Task prompt
Wherever "legend" appears in a line, list that line.

[Stored data entries]
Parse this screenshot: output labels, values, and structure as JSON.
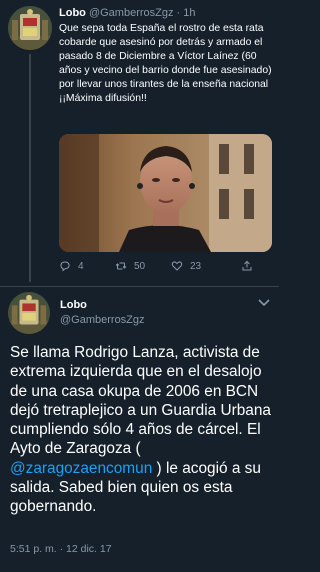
{
  "context_tweet": {
    "name": "Lobo",
    "handle": "@GamberrosZgz",
    "separator": "·",
    "time": "1h",
    "text": "Que sepa toda España el rostro de esta rata cobarde que asesinó por detrás y armado el pasado 8 de Diciembre a Víctor Laínez (60 años y vecino del barrio donde fue asesinado) por llevar unos tirantes de la enseña nacional ¡¡Máxima difusión!!",
    "actions": {
      "reply_count": "4",
      "retweet_count": "50",
      "like_count": "23"
    },
    "icons": {
      "reply": "reply-icon",
      "retweet": "retweet-icon",
      "like": "heart-icon",
      "share": "share-icon"
    }
  },
  "main_tweet": {
    "name": "Lobo",
    "handle": "@GamberrosZgz",
    "text_before_mention": "Se llama Rodrigo Lanza, activista de extrema izquierda que en el desalojo de una casa okupa de 2006 en BCN dejó tretraplejico a un Guardia Urbana cumpliendo sólo 4 años de cárcel. El Ayto de Zaragoza ( ",
    "mention": "@zaragozaencomun",
    "text_after_mention": " ) le acogió a su salida. Sabed bien quien os esta gobernando.",
    "timestamp": "5:51 p. m. · 12 dic. 17",
    "menu_icon": "chevron-down-icon"
  },
  "colors": {
    "background": "#15202b",
    "text": "#ffffff",
    "muted": "#8899a6",
    "link": "#1da1f2",
    "divider": "#38444d"
  }
}
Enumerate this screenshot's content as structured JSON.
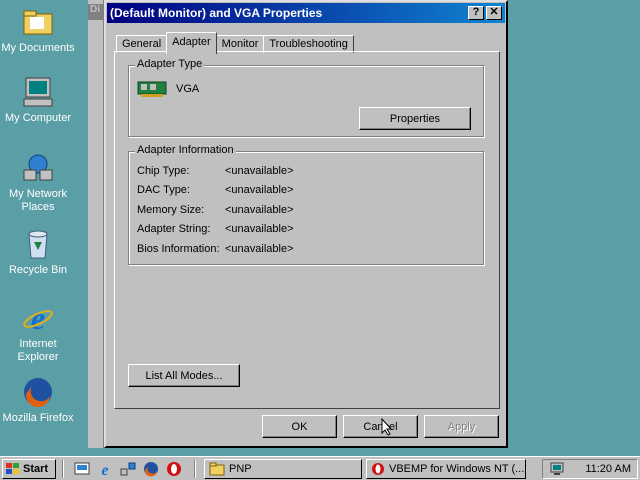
{
  "desktop": {
    "icons": [
      {
        "label": "My Documents",
        "icon": "folder-documents-icon"
      },
      {
        "label": "My Computer",
        "icon": "computer-icon"
      },
      {
        "label": "My Network Places",
        "icon": "network-icon"
      },
      {
        "label": "Recycle Bin",
        "icon": "recycle-bin-icon"
      },
      {
        "label": "Internet Explorer",
        "icon": "ie-icon"
      },
      {
        "label": "Mozilla Firefox",
        "icon": "firefox-icon"
      }
    ]
  },
  "behind_window": {
    "title_fragment": "Di"
  },
  "dialog": {
    "title": "(Default Monitor) and VGA Properties",
    "help_label": "?",
    "close_label": "✕",
    "tabs": [
      {
        "label": "General",
        "active": false
      },
      {
        "label": "Adapter",
        "active": true
      },
      {
        "label": "Monitor",
        "active": false
      },
      {
        "label": "Troubleshooting",
        "active": false
      }
    ],
    "adapter_type": {
      "legend": "Adapter Type",
      "name": "VGA",
      "properties_button": "Properties"
    },
    "adapter_info": {
      "legend": "Adapter Information",
      "rows": [
        {
          "label": "Chip Type:",
          "value": "<unavailable>"
        },
        {
          "label": "DAC Type:",
          "value": "<unavailable>"
        },
        {
          "label": "Memory Size:",
          "value": "<unavailable>"
        },
        {
          "label": "Adapter String:",
          "value": "<unavailable>"
        },
        {
          "label": "Bios Information:",
          "value": "<unavailable>"
        }
      ]
    },
    "list_modes_button": "List All Modes...",
    "ok_button": "OK",
    "cancel_button": "Cancel",
    "apply_button": "Apply"
  },
  "taskbar": {
    "start_label": "Start",
    "tasks": [
      {
        "label": "PNP",
        "icon": "folder-icon"
      },
      {
        "label": "VBEMP for Windows NT (...",
        "icon": "opera-icon"
      }
    ],
    "clock": "11:20 AM"
  },
  "colors": {
    "desktop": "#5a9ea6",
    "titlebar_start": "#000080",
    "titlebar_end": "#1084d0",
    "face": "#c0c0c0"
  }
}
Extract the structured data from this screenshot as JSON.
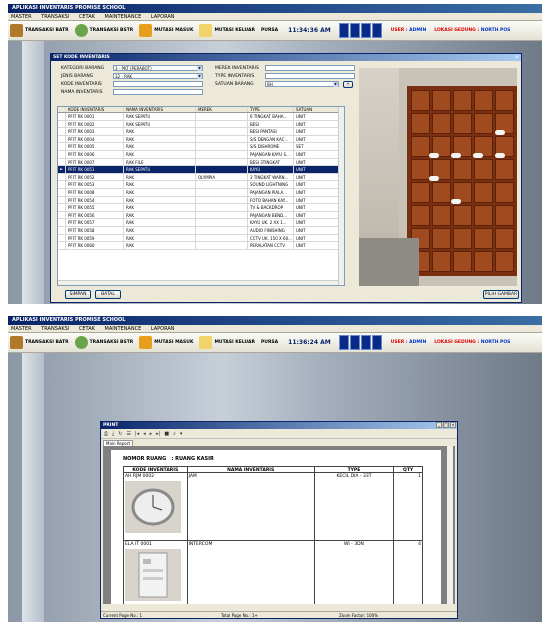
{
  "top": {
    "app_title": "APLIKASI INVENTARIS PROMISE SCHOOL",
    "menu": [
      "MASTER",
      "TRANSAKSI",
      "CETAK",
      "MAINTENANCE",
      "LAPORAN"
    ],
    "toolbar": {
      "t1": "TRANSAKSI BATR",
      "t2": "TRANSAKSI BSTR",
      "t3": "MUTASI MASUK",
      "t4": "MUTASI KELUAR",
      "t5": "PURSA",
      "time": "11:34:36 AM",
      "user_label": "USER :",
      "user_value": "ADMIN",
      "lokasi_label": "LOKASI GEDUNG :",
      "lokasi_value": "NORTH POS"
    },
    "window_title": "SET KODE INVENTARIS",
    "form": {
      "kategori_label": "KATEGORI BARANG",
      "kategori_value": "3 - PKT (PERABOT)",
      "jenis_label": "JENIS BARANG",
      "jenis_value": "32 - RAK",
      "kode_label": "KODE INVENTARIS",
      "nama_label": "NAMA INVENTARIS",
      "merek_label": "MEREK INVENTARIS",
      "type_label": "TYPE INVENTARIS",
      "satuan_label": "SATUAN BARANG",
      "satuan_value": "BH",
      "plus": "+"
    },
    "grid": {
      "headers": [
        "KODE INVENTARIS",
        "NAMA INVENTARIS",
        "MEREK",
        "TYPE",
        "SATUAN"
      ],
      "rows": [
        [
          "PFIT RK 0001",
          "RAK SEPATU",
          "",
          "6 TINGKAT BAHA...",
          "UNIT"
        ],
        [
          "PFIT RK 0002",
          "RAK SEPATU",
          "",
          "BESI",
          "UNIT"
        ],
        [
          "PFIT RK 0003",
          "RAK",
          "",
          "BESI PANTASI",
          "UNIT"
        ],
        [
          "PFIT RK 0004",
          "RAK",
          "",
          "S/S DENGAN KAC...",
          "UNIT"
        ],
        [
          "PFIT RK 0005",
          "RAK",
          "",
          "S/S DISHROME",
          "SET"
        ],
        [
          "PFIT RK 0006",
          "RAK",
          "",
          "PAJANGAN KAYU S...",
          "UNIT"
        ],
        [
          "PFIT RK 0007",
          "RAK FILE",
          "",
          "BESI 3TINGKAT",
          "UNIT"
        ],
        [
          "PFIT RK 0051",
          "RAK SEPATU",
          "",
          "KAYU",
          "UNIT"
        ],
        [
          "PFIT RK 0052",
          "RAK",
          "OLYMPIA",
          "3 TINGKAT WARN...",
          "UNIT"
        ],
        [
          "PFIT RK 0053",
          "RAK",
          "",
          "SOUND LIGHTNING",
          "UNIT"
        ],
        [
          "PFIT RK 0008",
          "RAK",
          "",
          "PAJANGAN PIALA...",
          "UNIT"
        ],
        [
          "PFIT RK 0054",
          "RAK",
          "",
          "FOTO BAHAN KAY...",
          "UNIT"
        ],
        [
          "PFIT RK 0055",
          "RAK",
          "",
          "TV & BACKDROP",
          "UNIT"
        ],
        [
          "PFIT RK 0056",
          "RAK",
          "",
          "PAJANGAN BEND...",
          "UNIT"
        ],
        [
          "PFIT RK 0057",
          "RAK",
          "",
          "KAYU UK. 2 AX 1...",
          "UNIT"
        ],
        [
          "PFIT RK 0058",
          "RAK",
          "",
          "AUDIO FINISHING",
          "UNIT"
        ],
        [
          "PFIT RK 0059",
          "RAK",
          "",
          "CCTV UK. 150 X 60...",
          "UNIT"
        ],
        [
          "PFIT RK 0060",
          "RAK",
          "",
          "PERALATAN CCTV",
          "UNIT"
        ]
      ],
      "selected_index": 7
    },
    "buttons": {
      "simpan": "SIMPAN",
      "batal": "BATAL",
      "pilih": "PILIH GAMBAR"
    }
  },
  "bottom": {
    "app_title": "APLIKASI INVENTARIS PROMISE SCHOOL",
    "menu": [
      "MASTER",
      "TRANSAKSI",
      "CETAK",
      "MAINTENANCE",
      "LAPORAN"
    ],
    "toolbar": {
      "t1": "TRANSAKSI BATR",
      "t2": "TRANSAKSI BSTR",
      "t3": "MUTASI MASUK",
      "t4": "MUTASI KELUAR",
      "t5": "PURSA",
      "time": "11:36:24 AM",
      "user_label": "USER :",
      "user_value": "ADMIN",
      "lokasi_label": "LOKASI GEDUNG :",
      "lokasi_value": "NORTH POS"
    },
    "print_title": "PRINT",
    "tab": "Main Report",
    "report": {
      "nomor_label": "NOMOR RUANG",
      "nomor_value": ": RUANG KASIR",
      "headers": [
        "KODE INVENTARIS",
        "NAMA INVENTARIS",
        "TYPE",
        "QTY"
      ],
      "rows": [
        {
          "kode": "AH RJM 0002",
          "nama": "JAM",
          "type": "KECIL DIA - 33T",
          "qty": "1"
        },
        {
          "kode": "ELA IT 0001",
          "nama": "INTERCOM",
          "type": "WI - 3DN",
          "qty": "4"
        }
      ]
    },
    "status": {
      "current": "Current Page No.: 1",
      "total": "Total Page No.: 1+",
      "zoom": "Zoom Factor: 100%"
    }
  }
}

Task answer
      "legend": "Adapter Type",
      "legend": "Adapter Information",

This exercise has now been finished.